----- Available data

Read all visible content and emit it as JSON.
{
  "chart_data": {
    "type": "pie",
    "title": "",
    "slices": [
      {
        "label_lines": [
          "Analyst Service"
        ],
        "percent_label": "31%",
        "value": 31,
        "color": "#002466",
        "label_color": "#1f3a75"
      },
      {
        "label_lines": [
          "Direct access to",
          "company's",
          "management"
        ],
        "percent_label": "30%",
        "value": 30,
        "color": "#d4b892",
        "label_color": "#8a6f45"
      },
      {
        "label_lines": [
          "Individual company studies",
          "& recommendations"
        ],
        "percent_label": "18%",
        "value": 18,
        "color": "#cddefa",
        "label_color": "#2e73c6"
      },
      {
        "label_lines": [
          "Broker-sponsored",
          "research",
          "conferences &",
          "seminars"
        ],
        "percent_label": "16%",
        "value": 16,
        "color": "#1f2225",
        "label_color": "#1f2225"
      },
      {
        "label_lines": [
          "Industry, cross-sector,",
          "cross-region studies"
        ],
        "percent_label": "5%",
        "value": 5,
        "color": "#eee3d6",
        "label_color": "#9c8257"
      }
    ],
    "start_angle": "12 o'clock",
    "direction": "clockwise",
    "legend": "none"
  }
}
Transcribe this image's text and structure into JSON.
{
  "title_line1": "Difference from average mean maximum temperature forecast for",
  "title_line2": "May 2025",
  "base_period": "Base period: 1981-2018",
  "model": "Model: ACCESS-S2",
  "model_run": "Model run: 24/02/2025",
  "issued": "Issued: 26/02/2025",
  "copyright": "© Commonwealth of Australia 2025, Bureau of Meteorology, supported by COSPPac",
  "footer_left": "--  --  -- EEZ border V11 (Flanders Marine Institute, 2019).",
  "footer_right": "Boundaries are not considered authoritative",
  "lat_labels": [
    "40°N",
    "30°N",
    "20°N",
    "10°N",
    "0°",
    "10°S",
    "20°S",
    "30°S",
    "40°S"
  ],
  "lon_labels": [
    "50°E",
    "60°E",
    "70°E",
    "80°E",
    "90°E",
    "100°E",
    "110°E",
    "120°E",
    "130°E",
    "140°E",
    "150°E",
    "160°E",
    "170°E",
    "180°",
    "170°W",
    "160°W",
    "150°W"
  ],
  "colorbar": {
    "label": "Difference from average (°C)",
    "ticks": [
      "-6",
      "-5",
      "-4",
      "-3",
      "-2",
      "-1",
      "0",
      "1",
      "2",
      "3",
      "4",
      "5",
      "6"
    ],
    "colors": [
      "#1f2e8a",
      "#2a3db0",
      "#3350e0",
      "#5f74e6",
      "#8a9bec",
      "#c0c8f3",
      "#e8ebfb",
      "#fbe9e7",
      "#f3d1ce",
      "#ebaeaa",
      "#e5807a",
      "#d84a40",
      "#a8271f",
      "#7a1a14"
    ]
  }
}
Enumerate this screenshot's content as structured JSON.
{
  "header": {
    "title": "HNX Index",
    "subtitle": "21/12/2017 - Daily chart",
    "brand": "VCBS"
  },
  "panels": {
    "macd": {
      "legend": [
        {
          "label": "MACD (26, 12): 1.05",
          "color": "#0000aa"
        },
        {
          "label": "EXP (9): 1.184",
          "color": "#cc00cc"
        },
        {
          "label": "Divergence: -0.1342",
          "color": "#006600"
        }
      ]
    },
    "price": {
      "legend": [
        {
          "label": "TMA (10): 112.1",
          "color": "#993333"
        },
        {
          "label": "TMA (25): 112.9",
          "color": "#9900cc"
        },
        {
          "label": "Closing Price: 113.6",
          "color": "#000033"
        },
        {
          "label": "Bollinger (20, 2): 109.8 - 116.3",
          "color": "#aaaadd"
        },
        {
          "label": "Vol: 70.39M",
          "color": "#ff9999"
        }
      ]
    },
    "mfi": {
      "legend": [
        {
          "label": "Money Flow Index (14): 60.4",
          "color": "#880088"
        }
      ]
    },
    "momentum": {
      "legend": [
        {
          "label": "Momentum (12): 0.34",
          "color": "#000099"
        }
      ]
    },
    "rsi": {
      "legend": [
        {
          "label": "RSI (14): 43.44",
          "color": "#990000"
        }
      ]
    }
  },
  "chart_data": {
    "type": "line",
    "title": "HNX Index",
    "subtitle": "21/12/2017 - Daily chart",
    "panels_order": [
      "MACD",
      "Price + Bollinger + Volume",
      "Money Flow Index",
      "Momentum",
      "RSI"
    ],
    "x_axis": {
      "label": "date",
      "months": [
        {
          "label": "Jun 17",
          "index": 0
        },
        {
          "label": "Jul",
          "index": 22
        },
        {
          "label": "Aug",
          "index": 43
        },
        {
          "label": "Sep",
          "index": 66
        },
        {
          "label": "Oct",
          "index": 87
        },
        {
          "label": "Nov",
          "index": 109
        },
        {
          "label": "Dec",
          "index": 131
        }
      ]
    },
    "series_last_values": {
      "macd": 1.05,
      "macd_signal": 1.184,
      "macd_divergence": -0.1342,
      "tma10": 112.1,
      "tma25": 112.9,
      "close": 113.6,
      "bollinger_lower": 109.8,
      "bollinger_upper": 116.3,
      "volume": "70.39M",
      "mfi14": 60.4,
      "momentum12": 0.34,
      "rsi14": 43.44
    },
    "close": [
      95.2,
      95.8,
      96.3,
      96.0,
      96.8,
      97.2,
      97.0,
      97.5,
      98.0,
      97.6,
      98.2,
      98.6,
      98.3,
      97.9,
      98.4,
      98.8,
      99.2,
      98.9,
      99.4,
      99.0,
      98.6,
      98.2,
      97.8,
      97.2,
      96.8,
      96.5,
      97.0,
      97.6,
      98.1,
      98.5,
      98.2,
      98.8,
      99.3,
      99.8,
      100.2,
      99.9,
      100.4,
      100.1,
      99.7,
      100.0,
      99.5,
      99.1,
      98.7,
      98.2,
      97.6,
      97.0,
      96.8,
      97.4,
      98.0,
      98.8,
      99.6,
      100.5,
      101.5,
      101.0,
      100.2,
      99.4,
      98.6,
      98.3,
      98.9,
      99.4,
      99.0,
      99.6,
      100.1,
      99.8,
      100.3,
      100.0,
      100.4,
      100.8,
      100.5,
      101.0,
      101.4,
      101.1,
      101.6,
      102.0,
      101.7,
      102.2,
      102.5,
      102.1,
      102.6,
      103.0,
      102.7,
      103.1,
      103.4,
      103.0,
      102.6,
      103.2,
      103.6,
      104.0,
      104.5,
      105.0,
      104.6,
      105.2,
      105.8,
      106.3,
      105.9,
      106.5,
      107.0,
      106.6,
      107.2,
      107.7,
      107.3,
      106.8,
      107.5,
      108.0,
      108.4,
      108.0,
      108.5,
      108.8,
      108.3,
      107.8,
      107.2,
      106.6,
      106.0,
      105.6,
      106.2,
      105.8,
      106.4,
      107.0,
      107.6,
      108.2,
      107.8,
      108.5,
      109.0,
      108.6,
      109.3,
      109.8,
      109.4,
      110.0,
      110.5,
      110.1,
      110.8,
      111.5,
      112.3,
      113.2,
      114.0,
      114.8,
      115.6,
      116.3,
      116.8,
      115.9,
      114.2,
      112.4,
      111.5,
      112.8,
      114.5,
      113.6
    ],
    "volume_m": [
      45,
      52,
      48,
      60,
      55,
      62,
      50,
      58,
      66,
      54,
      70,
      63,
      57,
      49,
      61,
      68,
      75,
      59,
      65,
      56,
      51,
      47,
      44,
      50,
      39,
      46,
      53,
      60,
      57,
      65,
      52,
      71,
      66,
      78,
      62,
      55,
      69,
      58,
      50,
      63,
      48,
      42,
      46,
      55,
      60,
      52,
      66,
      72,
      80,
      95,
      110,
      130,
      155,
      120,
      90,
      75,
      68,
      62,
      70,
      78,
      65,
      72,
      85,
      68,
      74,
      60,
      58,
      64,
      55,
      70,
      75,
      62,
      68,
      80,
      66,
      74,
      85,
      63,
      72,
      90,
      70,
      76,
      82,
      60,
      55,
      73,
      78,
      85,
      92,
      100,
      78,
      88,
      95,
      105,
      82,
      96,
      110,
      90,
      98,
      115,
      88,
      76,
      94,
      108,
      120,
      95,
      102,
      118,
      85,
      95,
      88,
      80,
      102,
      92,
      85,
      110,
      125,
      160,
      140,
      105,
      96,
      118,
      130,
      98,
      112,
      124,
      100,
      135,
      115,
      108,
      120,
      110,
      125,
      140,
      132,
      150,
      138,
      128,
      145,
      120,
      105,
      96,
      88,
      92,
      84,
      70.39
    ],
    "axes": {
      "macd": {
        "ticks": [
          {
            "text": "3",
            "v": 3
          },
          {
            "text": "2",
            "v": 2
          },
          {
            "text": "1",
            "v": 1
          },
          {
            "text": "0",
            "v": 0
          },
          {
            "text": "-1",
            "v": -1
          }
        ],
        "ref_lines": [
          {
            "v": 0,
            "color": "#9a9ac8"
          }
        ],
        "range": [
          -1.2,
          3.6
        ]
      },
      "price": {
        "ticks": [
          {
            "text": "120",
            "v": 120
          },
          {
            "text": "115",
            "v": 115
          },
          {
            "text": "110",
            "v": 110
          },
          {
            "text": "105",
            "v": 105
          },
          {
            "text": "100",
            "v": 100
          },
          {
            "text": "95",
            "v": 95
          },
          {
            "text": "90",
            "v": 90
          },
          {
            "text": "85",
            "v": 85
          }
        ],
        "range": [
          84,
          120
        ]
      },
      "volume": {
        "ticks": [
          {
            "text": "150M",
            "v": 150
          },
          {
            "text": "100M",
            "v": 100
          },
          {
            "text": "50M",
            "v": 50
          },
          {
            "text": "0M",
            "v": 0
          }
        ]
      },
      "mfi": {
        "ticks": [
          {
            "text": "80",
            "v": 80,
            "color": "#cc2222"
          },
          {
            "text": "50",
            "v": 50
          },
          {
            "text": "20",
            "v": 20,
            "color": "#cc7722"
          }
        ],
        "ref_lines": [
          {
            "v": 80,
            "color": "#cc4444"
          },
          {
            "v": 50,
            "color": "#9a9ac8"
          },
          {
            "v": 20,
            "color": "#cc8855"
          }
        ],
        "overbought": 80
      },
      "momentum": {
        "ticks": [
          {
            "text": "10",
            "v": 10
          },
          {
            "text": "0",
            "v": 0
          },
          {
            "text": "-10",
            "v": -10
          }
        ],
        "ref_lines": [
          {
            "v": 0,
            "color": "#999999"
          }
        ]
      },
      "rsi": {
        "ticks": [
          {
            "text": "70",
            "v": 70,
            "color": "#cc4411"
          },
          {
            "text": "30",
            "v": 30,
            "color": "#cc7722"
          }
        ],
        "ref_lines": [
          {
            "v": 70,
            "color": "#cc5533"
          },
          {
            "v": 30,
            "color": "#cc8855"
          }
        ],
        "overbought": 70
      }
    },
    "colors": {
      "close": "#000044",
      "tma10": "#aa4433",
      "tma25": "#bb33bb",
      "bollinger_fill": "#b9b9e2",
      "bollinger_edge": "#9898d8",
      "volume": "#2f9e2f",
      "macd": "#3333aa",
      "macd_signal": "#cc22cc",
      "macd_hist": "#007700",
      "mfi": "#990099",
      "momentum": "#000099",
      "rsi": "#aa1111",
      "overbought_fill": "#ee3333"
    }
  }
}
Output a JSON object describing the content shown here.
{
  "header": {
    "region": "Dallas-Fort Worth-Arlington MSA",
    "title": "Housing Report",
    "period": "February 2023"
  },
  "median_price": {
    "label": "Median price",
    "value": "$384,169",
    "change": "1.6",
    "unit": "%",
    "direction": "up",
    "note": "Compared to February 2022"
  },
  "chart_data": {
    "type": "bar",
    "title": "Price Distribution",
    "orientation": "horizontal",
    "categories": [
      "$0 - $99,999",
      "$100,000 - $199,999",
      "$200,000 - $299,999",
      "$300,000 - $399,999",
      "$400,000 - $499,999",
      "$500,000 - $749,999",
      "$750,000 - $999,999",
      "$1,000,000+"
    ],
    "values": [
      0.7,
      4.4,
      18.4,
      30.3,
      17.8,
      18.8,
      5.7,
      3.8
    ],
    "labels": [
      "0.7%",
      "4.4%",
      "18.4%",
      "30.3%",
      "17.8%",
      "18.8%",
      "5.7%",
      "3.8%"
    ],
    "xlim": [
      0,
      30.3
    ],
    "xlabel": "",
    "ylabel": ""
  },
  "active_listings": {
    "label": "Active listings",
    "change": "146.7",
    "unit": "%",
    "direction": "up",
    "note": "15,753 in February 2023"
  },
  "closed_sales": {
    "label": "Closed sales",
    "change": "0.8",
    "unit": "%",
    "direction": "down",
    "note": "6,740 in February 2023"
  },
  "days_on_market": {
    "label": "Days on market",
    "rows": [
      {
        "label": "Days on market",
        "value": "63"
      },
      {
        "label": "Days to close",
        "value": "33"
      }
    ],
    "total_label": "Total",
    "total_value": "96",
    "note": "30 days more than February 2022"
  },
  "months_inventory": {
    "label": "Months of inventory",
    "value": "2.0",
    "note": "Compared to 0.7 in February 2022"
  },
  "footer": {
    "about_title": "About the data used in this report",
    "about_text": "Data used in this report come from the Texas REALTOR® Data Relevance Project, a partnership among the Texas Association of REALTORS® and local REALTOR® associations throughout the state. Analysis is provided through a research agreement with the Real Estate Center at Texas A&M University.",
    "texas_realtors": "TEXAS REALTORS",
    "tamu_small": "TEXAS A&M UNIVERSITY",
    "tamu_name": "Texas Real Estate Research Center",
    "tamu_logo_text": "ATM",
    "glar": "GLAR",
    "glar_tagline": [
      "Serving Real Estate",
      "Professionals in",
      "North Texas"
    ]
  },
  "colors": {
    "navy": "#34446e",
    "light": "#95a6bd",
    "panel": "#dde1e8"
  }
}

----------

Aim:
Identify the lines above with the word "Model". Copy them.

Final answer:
  "model": "Model: ACCESS-S2",
  "model_run": "Model run: 24/02/2025",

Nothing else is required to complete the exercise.